### Record extracts
▼

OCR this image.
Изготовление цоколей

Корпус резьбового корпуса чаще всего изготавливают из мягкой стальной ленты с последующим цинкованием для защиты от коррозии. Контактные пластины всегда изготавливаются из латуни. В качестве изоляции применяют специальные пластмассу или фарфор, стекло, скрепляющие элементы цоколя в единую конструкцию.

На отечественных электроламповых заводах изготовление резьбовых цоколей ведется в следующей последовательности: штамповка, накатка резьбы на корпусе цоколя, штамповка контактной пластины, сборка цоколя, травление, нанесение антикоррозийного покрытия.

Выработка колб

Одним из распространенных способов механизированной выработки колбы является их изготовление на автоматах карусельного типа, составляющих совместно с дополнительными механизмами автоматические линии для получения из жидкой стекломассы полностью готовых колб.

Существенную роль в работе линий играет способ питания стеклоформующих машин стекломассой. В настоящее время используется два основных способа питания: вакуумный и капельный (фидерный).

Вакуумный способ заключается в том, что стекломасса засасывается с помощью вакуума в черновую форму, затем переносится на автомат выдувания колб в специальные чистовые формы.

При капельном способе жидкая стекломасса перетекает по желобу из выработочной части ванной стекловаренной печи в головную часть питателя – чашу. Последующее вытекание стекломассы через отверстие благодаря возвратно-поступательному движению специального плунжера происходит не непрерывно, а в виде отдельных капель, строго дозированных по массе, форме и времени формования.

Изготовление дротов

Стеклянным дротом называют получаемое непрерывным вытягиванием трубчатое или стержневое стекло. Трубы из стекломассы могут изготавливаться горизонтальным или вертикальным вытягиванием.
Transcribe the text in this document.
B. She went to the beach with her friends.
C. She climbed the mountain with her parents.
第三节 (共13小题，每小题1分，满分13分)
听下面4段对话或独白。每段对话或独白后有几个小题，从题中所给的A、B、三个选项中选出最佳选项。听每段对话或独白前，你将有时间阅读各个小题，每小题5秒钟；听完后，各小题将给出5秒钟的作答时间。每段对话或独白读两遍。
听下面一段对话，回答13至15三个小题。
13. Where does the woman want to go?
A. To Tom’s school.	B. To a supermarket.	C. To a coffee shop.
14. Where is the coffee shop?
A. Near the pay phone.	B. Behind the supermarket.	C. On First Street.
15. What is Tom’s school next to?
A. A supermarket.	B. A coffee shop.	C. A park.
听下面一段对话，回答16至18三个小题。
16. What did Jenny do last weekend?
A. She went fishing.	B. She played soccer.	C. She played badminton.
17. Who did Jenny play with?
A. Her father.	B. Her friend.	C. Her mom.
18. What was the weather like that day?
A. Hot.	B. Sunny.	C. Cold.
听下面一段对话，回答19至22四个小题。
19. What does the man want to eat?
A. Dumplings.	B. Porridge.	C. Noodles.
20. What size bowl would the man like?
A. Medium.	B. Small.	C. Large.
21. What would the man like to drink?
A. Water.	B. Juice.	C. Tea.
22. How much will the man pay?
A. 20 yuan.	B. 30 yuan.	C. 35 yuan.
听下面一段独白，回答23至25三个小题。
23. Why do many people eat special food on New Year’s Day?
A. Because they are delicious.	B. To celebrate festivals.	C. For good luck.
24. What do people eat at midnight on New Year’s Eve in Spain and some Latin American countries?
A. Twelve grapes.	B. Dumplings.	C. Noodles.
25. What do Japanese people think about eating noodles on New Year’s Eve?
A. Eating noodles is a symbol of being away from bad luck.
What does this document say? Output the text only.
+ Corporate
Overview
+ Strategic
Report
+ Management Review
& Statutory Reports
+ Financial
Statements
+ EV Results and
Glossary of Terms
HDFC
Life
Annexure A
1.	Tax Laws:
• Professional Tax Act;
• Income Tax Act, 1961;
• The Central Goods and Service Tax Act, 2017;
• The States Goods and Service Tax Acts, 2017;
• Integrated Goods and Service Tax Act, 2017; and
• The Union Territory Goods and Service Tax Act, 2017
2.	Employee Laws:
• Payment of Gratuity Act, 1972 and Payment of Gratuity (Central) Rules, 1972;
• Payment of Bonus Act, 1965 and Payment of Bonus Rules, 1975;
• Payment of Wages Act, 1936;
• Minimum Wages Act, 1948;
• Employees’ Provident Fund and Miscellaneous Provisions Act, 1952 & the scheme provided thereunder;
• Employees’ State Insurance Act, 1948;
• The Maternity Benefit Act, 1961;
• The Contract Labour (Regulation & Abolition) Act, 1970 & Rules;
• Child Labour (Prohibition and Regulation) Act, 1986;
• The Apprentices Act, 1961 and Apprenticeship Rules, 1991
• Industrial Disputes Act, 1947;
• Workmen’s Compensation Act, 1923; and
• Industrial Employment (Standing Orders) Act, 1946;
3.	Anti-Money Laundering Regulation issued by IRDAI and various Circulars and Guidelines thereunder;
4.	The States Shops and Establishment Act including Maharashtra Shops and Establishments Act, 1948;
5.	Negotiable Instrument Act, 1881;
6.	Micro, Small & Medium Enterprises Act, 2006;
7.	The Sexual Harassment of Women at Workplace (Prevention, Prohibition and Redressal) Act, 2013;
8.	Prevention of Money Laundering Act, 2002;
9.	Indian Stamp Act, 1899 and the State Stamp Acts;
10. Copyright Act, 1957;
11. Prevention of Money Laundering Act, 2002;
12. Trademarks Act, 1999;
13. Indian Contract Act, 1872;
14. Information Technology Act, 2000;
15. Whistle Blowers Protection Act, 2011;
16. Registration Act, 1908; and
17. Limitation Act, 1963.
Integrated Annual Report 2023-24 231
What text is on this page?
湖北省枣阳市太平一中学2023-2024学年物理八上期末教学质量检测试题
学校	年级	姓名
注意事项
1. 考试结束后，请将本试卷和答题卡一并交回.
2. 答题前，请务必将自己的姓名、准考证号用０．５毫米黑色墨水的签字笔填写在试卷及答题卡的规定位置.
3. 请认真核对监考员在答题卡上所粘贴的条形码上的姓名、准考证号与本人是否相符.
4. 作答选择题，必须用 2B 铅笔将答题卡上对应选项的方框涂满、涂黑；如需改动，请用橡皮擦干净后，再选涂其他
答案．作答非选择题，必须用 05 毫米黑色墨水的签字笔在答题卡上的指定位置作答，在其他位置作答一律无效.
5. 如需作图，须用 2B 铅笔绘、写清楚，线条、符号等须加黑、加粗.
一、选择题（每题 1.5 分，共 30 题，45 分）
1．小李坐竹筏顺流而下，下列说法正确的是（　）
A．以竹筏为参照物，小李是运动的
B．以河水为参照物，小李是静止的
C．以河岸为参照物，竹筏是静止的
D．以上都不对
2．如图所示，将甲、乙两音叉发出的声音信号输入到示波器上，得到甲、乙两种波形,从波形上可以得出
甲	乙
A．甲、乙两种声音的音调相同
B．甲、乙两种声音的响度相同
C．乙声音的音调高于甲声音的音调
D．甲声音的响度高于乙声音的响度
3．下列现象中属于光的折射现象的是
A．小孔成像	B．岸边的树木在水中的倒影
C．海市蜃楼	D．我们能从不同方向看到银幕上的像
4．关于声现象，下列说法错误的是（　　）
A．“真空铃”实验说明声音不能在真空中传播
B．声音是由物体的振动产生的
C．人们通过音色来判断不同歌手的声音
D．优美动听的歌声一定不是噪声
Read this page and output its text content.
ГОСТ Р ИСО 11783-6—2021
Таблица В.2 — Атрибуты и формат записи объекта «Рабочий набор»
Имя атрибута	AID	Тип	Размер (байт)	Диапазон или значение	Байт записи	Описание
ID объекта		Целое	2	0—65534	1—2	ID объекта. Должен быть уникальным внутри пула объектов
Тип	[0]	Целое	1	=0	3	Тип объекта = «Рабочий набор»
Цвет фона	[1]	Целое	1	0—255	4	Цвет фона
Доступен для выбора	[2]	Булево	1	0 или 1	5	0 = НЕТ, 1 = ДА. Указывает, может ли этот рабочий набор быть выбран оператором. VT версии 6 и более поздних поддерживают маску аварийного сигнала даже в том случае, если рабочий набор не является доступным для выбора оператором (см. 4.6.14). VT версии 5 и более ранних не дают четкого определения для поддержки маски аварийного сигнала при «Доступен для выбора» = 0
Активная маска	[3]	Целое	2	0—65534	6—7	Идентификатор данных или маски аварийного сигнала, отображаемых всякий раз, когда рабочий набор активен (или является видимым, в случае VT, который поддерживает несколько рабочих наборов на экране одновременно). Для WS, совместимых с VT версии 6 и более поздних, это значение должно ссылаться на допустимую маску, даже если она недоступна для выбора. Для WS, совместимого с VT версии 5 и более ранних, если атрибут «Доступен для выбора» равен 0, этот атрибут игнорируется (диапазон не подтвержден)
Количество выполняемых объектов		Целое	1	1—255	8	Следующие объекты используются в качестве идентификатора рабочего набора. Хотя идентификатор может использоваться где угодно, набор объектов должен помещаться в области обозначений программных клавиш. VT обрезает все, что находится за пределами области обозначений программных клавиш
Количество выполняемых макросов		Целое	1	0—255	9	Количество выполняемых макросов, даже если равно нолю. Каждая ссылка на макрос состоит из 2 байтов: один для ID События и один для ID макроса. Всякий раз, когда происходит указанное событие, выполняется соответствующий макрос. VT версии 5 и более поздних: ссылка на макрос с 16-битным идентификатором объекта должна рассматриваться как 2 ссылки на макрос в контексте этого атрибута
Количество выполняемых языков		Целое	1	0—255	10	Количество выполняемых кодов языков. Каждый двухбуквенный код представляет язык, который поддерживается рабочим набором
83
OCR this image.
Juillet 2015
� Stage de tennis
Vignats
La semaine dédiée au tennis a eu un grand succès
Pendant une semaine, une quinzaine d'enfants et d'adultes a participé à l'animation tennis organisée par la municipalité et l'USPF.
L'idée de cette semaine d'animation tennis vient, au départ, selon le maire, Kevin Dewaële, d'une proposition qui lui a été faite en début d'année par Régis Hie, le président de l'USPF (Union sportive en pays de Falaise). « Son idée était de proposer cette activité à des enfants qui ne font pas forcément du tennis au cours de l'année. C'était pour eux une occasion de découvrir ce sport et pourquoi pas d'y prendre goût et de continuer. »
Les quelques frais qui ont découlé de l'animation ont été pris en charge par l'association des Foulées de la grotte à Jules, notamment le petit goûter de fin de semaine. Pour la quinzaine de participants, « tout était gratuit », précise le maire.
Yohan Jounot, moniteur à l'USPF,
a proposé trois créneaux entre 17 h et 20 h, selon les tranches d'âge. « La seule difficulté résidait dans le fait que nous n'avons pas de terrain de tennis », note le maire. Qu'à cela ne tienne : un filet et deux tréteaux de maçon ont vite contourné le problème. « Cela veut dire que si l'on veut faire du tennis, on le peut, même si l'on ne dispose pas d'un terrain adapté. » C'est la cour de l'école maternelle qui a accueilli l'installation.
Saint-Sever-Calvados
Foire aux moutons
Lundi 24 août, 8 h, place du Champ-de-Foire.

▲

Which lines contain the word "происходит"? Copy each of them.

При капельном способе жидкая стекломасса перетекает по желобу из выработочной части ванной стекловаренной печи в головную часть питателя – чашу. Последующее вытекание стекломассы через отверстие благодаря возвратно-поступательному движению специального плунжера происходит не непрерывно, а в виде отдельных капель, строго дозированных по массе, форме и времени формования.
Количество выполняемых макросов		Целое	1	0—255	9	Количество выполняемых макросов, даже если равно нолю. Каждая ссылка на макрос состоит из 2 байтов: один для ID События и один для ID макроса. Всякий раз, когда происходит указанное событие, выполняется соответствующий макрос. VT версии 5 и более поздних: ссылка на макрос с 16-битным идентификатором объекта должна рассматриваться как 2 ссылки на макрос в контексте этого атрибута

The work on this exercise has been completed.